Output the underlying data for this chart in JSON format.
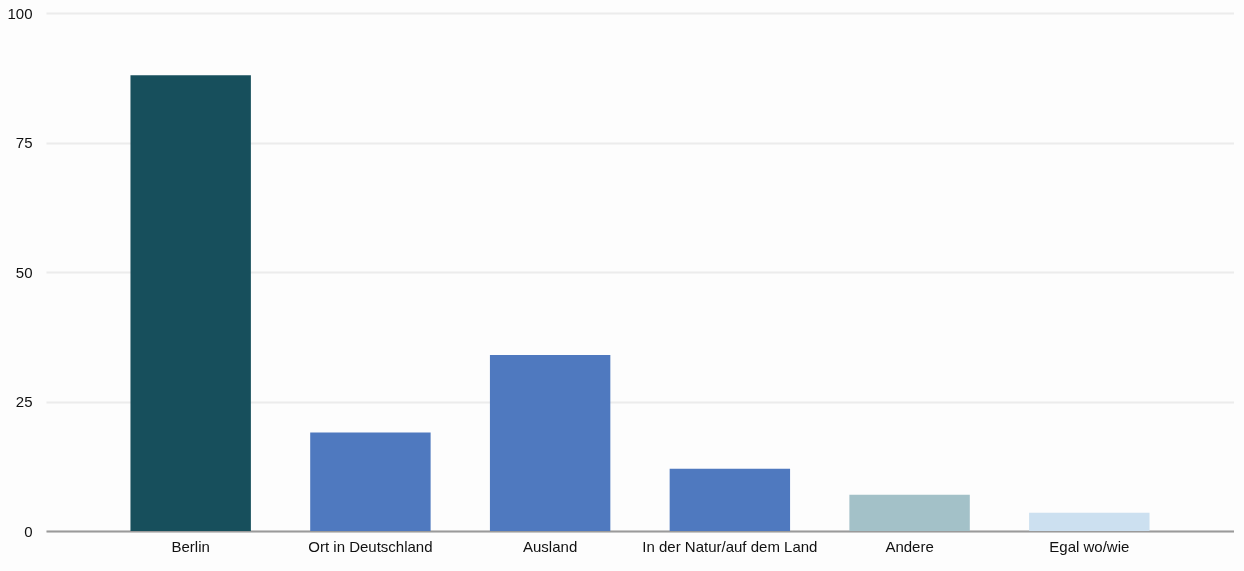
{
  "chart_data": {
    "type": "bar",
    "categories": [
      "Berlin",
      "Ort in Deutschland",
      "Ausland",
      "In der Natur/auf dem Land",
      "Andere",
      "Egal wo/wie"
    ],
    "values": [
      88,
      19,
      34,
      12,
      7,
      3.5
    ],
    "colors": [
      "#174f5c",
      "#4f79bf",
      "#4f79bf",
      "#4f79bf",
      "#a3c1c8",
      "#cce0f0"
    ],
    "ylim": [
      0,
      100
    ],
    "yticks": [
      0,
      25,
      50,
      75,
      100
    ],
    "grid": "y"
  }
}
□ □ □
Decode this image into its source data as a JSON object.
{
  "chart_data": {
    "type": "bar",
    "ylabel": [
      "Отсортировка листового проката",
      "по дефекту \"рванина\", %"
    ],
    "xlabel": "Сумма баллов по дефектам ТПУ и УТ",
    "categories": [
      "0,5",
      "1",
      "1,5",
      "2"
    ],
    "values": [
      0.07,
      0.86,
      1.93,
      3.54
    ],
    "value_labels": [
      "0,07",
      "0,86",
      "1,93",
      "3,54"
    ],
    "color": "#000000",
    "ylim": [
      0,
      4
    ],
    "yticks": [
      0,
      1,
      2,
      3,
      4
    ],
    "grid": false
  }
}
□ □ □
Using the listing above, return all lines where the word "JSON" occurs.

Output the underlying data for this chart in JSON format.
Decode this image into its source data as a JSON object.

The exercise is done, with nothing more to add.